[Dataset excerpts]

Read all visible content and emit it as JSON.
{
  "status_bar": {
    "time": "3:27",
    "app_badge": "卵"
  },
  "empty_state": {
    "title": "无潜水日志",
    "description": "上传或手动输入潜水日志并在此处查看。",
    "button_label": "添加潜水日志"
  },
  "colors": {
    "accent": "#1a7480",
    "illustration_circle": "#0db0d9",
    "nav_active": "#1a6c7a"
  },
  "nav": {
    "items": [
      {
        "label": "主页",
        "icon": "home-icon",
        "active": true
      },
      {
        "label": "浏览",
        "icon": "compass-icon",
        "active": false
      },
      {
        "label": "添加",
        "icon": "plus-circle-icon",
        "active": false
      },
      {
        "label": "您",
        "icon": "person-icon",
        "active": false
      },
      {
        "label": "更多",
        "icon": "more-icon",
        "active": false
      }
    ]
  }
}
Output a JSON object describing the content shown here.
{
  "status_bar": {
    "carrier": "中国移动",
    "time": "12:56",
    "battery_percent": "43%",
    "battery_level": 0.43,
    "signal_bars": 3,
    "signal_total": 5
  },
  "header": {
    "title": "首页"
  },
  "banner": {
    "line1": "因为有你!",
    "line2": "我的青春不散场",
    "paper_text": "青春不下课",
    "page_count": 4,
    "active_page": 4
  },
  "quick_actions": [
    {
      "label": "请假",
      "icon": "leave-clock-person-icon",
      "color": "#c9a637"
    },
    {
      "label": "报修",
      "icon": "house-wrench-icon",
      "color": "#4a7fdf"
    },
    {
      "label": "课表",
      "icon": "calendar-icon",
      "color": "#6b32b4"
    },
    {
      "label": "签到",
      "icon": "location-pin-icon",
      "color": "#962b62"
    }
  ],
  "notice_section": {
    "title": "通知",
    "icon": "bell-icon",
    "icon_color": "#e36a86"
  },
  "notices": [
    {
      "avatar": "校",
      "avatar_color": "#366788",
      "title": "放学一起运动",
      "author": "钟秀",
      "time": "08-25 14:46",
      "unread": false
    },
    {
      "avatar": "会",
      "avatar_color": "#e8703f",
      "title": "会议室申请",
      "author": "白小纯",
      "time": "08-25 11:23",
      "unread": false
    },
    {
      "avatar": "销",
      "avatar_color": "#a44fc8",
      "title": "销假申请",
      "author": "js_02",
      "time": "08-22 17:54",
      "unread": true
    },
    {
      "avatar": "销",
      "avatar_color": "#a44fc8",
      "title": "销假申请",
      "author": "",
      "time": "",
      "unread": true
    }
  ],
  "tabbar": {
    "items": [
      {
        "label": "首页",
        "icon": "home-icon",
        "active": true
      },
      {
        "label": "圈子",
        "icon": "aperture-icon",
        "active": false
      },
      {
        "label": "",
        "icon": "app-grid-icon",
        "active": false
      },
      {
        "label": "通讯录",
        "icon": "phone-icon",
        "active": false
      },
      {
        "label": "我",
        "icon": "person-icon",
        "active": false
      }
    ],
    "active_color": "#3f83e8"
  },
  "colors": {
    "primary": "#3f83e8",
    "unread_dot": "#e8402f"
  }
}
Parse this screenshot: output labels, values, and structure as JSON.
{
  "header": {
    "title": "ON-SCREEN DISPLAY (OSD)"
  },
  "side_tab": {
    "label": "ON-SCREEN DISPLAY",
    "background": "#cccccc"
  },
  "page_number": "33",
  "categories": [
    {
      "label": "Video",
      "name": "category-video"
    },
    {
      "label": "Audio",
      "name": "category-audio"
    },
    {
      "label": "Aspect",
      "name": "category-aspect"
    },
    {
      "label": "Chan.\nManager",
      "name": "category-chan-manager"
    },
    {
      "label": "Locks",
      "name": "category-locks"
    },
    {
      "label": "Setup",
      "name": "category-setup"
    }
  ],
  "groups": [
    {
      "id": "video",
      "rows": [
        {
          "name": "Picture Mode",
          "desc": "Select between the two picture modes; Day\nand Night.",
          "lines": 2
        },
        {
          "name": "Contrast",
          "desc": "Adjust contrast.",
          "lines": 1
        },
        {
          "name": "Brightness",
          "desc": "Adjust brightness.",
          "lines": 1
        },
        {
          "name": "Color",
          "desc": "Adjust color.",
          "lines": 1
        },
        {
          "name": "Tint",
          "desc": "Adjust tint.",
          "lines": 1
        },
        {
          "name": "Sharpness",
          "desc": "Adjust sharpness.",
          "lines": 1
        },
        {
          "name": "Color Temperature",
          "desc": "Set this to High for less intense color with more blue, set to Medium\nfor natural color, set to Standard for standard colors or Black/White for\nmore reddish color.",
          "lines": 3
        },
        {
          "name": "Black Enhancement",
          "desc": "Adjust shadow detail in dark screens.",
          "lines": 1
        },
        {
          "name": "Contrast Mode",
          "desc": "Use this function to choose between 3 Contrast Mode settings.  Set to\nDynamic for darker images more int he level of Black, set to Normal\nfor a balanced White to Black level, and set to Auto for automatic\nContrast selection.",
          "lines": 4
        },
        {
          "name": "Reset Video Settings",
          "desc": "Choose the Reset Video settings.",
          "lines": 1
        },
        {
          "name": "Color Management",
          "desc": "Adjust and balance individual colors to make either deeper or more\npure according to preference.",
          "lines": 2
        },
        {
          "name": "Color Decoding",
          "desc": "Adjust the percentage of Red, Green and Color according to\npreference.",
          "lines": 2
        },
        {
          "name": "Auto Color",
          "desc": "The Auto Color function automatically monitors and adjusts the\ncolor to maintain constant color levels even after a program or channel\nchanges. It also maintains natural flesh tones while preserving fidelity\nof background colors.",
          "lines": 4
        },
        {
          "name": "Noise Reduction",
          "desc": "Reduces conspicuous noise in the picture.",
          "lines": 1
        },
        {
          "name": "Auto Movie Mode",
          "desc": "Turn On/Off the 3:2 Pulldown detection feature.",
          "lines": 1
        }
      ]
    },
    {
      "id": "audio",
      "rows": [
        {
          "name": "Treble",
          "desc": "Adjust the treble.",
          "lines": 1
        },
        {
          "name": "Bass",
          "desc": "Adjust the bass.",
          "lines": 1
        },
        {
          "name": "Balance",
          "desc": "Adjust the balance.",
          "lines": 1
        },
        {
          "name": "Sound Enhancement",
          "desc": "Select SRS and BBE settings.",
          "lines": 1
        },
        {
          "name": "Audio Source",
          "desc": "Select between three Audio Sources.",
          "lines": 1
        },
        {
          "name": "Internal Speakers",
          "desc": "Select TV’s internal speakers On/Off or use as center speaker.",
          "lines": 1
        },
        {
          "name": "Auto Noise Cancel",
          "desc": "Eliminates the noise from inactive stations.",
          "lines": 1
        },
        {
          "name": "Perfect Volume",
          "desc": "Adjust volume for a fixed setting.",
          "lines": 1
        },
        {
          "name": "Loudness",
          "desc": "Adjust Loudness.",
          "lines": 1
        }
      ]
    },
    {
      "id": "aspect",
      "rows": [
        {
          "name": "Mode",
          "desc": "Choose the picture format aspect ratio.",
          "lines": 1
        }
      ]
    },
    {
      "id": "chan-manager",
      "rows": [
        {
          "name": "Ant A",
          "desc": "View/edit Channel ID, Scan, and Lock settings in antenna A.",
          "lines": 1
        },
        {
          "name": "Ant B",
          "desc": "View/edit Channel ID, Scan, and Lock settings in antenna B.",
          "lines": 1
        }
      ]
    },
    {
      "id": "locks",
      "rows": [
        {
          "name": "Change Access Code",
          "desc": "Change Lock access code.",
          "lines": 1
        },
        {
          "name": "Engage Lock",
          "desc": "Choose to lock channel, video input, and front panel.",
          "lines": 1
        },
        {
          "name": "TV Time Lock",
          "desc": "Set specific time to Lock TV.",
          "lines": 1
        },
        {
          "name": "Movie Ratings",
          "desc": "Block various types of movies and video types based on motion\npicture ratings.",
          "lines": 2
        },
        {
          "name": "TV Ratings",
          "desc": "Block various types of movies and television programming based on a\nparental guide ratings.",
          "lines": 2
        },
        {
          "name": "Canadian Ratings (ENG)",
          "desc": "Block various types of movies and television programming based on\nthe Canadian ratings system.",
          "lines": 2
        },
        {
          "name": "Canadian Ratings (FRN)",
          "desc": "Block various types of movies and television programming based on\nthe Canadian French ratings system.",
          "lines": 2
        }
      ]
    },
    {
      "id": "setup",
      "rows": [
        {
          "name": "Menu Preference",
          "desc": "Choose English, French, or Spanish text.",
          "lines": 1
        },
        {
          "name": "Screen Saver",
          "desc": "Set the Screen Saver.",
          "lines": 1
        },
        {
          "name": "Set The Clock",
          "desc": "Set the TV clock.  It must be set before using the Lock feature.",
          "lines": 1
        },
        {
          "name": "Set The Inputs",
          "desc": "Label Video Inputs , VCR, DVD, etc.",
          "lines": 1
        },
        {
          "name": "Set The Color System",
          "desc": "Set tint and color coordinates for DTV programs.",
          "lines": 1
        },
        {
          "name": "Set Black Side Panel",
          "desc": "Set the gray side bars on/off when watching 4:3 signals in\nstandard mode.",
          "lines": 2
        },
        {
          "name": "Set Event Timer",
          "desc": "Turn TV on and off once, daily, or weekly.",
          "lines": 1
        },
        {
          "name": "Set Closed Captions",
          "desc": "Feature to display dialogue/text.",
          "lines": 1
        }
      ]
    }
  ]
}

* Given exercise
Which lines hold the word "nthe"? Show each one.

* Expected output
          "desc": "Block various types of movies and television programming based on\nthe Canadian ratings system.",
          "desc": "Block various types of movies and television programming based on\nthe Canadian French ratings system.",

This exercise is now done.